#### EXERCISE GOAL:
Copy out the part of the records that opens with the line containing "row-rz-cell: 0412 (353, 439, 371, 449)" and closes with the line containing "row-name-text: Субсидии некоммерческим", both lines included.

======

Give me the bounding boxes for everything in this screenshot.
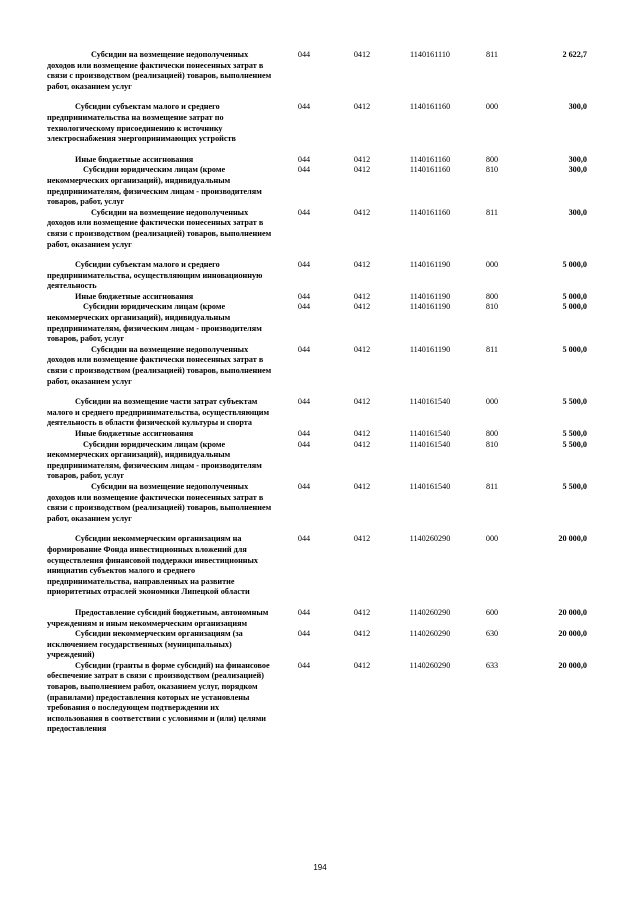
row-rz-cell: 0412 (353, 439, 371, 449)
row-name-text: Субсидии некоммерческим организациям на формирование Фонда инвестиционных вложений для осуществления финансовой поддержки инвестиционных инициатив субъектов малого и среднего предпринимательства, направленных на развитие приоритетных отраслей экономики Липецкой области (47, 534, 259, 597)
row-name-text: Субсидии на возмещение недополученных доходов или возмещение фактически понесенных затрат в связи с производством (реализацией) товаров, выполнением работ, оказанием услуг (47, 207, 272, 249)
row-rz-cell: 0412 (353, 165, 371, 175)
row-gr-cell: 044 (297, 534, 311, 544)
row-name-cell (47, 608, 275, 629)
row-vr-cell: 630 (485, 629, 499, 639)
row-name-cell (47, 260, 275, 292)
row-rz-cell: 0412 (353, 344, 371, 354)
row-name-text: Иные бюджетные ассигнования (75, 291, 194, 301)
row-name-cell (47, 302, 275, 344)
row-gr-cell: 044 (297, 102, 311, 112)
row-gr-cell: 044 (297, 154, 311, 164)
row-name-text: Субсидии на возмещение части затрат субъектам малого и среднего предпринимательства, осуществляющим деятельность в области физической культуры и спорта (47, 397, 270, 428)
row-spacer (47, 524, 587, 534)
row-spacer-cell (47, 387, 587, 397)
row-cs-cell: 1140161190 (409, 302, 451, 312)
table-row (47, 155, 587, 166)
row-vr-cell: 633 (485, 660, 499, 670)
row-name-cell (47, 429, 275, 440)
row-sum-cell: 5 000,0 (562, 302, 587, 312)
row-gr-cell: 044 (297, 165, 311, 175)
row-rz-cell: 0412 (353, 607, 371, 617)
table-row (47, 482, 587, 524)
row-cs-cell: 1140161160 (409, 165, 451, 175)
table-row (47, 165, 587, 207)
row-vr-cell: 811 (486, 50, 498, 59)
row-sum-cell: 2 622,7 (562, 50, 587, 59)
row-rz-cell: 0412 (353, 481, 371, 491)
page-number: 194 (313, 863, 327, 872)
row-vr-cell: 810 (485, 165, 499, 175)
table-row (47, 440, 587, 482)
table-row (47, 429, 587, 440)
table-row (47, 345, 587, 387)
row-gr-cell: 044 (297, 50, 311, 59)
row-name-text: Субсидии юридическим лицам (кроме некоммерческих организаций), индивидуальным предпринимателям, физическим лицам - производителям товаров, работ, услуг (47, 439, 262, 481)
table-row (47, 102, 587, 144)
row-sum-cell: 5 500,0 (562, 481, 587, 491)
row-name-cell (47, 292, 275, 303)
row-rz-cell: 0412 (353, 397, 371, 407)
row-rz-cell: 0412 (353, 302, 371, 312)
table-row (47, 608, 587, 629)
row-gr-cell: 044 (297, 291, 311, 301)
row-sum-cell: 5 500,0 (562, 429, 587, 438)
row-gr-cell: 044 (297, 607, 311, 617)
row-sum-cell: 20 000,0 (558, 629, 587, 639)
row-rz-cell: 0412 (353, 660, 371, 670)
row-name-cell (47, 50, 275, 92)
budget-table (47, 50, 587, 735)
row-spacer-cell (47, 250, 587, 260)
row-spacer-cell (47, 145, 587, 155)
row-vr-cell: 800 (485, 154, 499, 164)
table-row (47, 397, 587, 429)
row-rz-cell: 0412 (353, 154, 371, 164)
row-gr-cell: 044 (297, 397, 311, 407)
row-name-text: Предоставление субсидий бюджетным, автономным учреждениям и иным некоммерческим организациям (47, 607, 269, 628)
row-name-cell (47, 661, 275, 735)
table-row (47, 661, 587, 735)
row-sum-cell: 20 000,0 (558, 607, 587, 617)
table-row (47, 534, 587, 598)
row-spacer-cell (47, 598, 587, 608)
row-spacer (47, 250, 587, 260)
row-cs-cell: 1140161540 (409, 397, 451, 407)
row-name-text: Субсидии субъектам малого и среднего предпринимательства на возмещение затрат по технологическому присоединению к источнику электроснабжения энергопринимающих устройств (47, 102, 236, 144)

======

#### FINAL RESULT:
row-rz-cell: 0412 (353, 439, 371, 449)
row-name-text: Субсидии некоммерческим организациям на формирование Фонда инвестиционных вложений для осуществления финансовой поддержки инвестиционных инициатив субъектов малого и среднего предпринимательства, направленных на развитие приоритетных отраслей экономики Липецкой области (47, 534, 259, 597)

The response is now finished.